▶ _Work to do_
Return all lines below containing the word "recent".

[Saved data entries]

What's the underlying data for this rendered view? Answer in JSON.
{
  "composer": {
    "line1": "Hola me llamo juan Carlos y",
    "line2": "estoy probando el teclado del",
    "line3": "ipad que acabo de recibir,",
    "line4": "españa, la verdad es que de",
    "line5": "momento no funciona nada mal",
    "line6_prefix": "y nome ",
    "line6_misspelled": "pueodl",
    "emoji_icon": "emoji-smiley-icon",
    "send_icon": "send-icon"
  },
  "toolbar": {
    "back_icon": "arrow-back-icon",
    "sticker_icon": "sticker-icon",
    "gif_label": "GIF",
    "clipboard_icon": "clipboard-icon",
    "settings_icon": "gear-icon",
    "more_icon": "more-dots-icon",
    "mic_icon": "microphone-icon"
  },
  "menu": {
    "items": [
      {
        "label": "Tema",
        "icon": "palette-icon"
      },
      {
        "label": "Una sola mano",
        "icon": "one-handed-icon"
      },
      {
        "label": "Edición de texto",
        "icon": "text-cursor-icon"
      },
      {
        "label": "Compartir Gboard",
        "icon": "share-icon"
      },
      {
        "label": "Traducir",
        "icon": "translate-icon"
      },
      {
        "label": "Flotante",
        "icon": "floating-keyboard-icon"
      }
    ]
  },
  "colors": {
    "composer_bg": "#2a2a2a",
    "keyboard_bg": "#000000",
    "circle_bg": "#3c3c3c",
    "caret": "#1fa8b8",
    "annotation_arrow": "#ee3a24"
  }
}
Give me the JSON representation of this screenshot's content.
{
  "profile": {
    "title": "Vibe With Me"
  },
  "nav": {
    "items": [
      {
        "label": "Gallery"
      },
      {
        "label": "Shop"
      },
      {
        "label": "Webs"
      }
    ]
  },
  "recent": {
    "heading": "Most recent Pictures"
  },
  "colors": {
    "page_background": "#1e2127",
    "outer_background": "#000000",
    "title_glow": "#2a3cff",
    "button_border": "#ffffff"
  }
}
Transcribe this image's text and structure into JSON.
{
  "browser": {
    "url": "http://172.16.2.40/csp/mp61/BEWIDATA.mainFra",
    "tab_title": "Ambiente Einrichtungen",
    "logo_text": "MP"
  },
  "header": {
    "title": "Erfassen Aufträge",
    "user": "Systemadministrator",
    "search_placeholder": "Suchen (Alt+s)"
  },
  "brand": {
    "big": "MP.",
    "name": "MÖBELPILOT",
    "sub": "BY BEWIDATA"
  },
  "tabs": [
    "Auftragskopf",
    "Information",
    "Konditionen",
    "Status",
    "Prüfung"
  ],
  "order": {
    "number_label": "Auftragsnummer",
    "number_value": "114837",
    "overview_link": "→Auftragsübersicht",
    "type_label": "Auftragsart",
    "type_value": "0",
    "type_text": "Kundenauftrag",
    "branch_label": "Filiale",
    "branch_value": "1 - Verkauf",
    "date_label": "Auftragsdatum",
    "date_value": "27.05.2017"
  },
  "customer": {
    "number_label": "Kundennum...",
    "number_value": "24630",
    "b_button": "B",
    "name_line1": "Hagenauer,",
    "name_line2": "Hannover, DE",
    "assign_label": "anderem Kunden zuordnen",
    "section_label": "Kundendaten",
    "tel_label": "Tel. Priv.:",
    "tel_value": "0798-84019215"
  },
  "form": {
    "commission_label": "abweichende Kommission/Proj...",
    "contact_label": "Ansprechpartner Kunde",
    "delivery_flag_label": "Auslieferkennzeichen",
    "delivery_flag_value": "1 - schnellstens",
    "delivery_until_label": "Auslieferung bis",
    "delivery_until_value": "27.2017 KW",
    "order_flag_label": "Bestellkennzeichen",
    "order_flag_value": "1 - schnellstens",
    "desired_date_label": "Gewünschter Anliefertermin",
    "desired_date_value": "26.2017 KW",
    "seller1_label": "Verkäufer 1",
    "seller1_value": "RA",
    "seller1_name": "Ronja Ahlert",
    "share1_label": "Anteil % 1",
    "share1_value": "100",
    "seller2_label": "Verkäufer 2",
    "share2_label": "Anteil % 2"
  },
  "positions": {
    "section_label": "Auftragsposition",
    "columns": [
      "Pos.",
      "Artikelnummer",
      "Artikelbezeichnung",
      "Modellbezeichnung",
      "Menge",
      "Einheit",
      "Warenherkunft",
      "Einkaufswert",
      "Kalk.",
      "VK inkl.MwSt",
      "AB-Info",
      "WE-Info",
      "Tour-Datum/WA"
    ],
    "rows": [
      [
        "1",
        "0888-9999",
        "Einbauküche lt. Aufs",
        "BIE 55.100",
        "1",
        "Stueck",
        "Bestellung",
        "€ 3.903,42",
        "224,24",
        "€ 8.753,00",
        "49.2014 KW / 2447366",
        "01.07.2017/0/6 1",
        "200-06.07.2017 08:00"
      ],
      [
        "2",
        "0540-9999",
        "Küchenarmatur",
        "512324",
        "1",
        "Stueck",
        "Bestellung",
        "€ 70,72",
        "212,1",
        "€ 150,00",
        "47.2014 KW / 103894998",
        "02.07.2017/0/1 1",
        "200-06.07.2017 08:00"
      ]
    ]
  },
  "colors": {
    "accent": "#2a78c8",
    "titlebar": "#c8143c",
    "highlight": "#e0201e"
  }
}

▶ _Answer to this exercise_
  "recent": {
    "heading": "Most recent Pictures"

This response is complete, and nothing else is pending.